小沢健二@春の空気に虹をかけ

小沢健二@武道館、2日間行ってきました。
その前の週にはJOY-POPS@クアトロもあり(これはまた別にじっくり書きます)、はからずも自分に多大な影響を与えた方々を続けてみるという至福の時であったわけです。

今回音響の面で言えば国際フォーラムがベストなわけですが、やはり96年以来の武道館公演というのが自分的にはどうしても見たかったわけで。あの時現場で感じたものが22年の時を経てどうなっているのか、さらに言えば2010年の復活以来マイペースで進んできた彼が8年の時を経て今何を見せてくれるのか、期待と不安がないまぜになった心持ちで北の丸へ向かいました。

結論から言うとこの8年間積み重ねてきたものが最高の状態で表されていたということ、そして22年前に同じ会場で鳴らされた曲達も風化することなく、もはやスタンダードとなった重みを携えて鳴らされていたということ。

過去と現在を見事に繋ぎ、その先へと向かう姿勢が示された素晴らしいライブだったと思います。

+-------+

__記述課題__
- a) 武道館公演の文章のうち、「小沢健二@春の空気に虹をかけ」から「て鳴らされていたということ。」までを一字一句変えずに書き写してください。
- b) 武道館公演の文章について、次の問いに答えてください。
(i) 武道館には何日間行ったか。
(ii) 武道館の前の週にあったJOY-POPSの公演の会場はどこか。
(iii) 前回の武道館公演は何年だったか。
この資料は使わなくてかまいません。

__データ抜粋__
+-------+

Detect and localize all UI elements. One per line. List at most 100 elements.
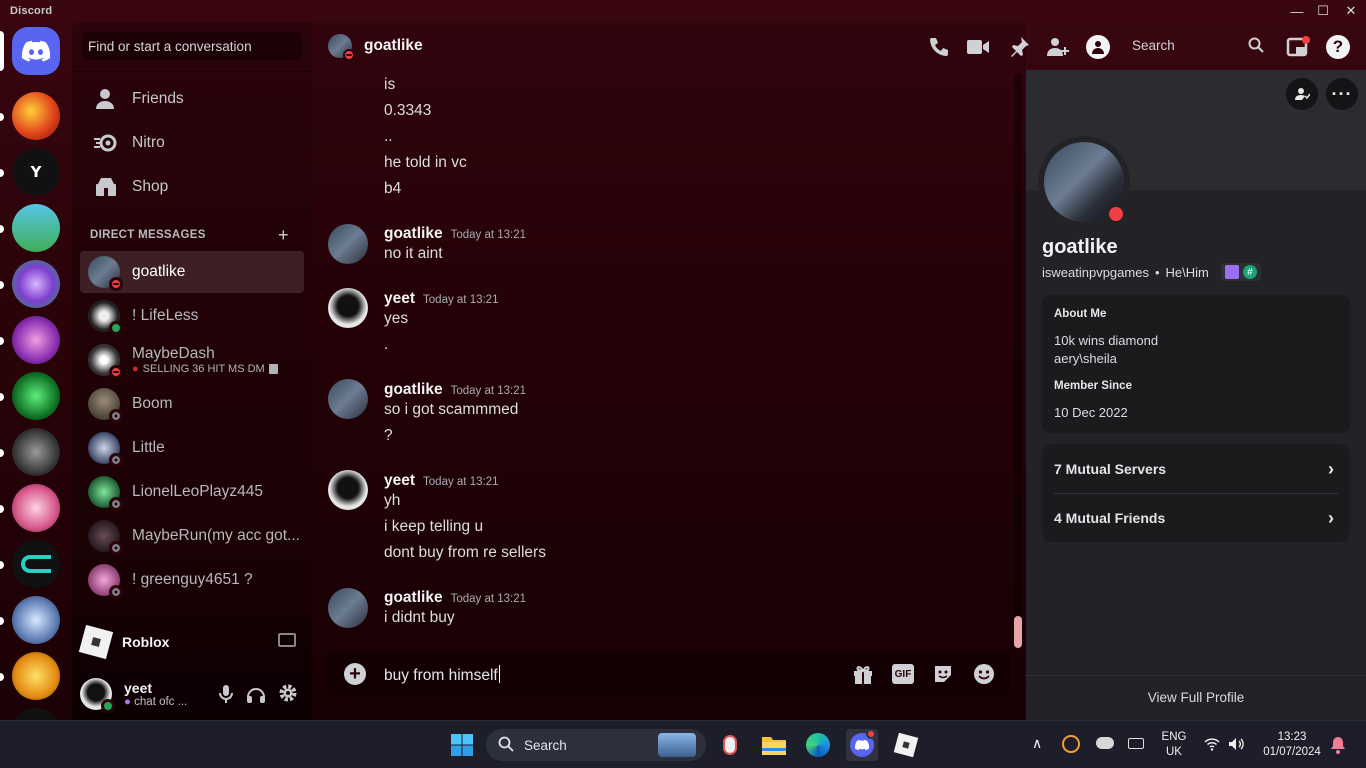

+-------+

__各課題の解答__
- a)
小沢健二@春の空気に虹をかけ

小沢健二@武道館、2日間行ってきました。
その前の週にはJOY-POPS@クアトロもあり(これはまた別にじっくり書きます)、はからずも自分に多大な影響を与えた方々を続けてみるという至福の時であったわけです。

今回音響の面で言えば国際フォーラムがベストなわけですが、やはり96年以来の武道館公演というのが自分的にはどうしても見たかったわけで。あの時現場で感じたものが22年の時を経てどうなっているのか、さらに言えば2010年の復活以来マイペースで進んできた彼が8年の時を経て今何を見せてくれるのか、期待と不安がないまぜになった心持ちで北の丸へ向かいました。

結論から言うとこの8年間積み重ねてきたものが最高の状態で表されていたということ、そして22年前に同じ会場で鳴らされた曲達も風化することなく、もはやスタンダードとなった重みを携えて鳴らされていたということ。

- b)
(i) 2日間
(ii) クアトロ
(iii) 96年